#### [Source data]

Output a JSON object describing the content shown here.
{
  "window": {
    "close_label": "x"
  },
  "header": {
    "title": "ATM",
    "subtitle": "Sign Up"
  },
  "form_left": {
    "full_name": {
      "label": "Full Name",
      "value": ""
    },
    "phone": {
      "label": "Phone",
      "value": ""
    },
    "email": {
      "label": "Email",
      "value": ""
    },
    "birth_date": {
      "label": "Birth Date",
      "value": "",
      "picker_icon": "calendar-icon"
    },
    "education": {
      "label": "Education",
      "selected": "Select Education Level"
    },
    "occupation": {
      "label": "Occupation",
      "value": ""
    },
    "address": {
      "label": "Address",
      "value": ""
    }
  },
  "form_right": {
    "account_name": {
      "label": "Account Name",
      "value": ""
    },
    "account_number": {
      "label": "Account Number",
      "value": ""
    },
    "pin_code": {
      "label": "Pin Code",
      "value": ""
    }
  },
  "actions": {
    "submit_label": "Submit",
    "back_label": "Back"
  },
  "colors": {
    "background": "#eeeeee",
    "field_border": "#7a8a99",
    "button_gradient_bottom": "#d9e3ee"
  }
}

#### [Requirements]
Please reproduce all of the entries exactly as they stand.

#### [Result of the exercise]
Output a JSON object describing the content shown here.
{
  "window": {
    "close_label": "x"
  },
  "header": {
    "title": "ATM",
    "subtitle": "Sign Up"
  },
  "form_left": {
    "full_name": {
      "label": "Full Name",
      "value": ""
    },
    "phone": {
      "label": "Phone",
      "value": ""
    },
    "email": {
      "label": "Email",
      "value": ""
    },
    "birth_date": {
      "label": "Birth Date",
      "value": "",
      "picker_icon": "calendar-icon"
    },
    "education": {
      "label": "Education",
      "selected": "Select Education Level"
    },
    "occupation": {
      "label": "Occupation",
      "value": ""
    },
    "address": {
      "label": "Address",
      "value": ""
    }
  },
  "form_right": {
    "account_name": {
      "label": "Account Name",
      "value": ""
    },
    "account_number": {
      "label": "Account Number",
      "value": ""
    },
    "pin_code": {
      "label": "Pin Code",
      "value": ""
    }
  },
  "actions": {
    "submit_label": "Submit",
    "back_label": "Back"
  },
  "colors": {
    "background": "#eeeeee",
    "field_border": "#7a8a99",
    "button_gradient_bottom": "#d9e3ee"
  }
}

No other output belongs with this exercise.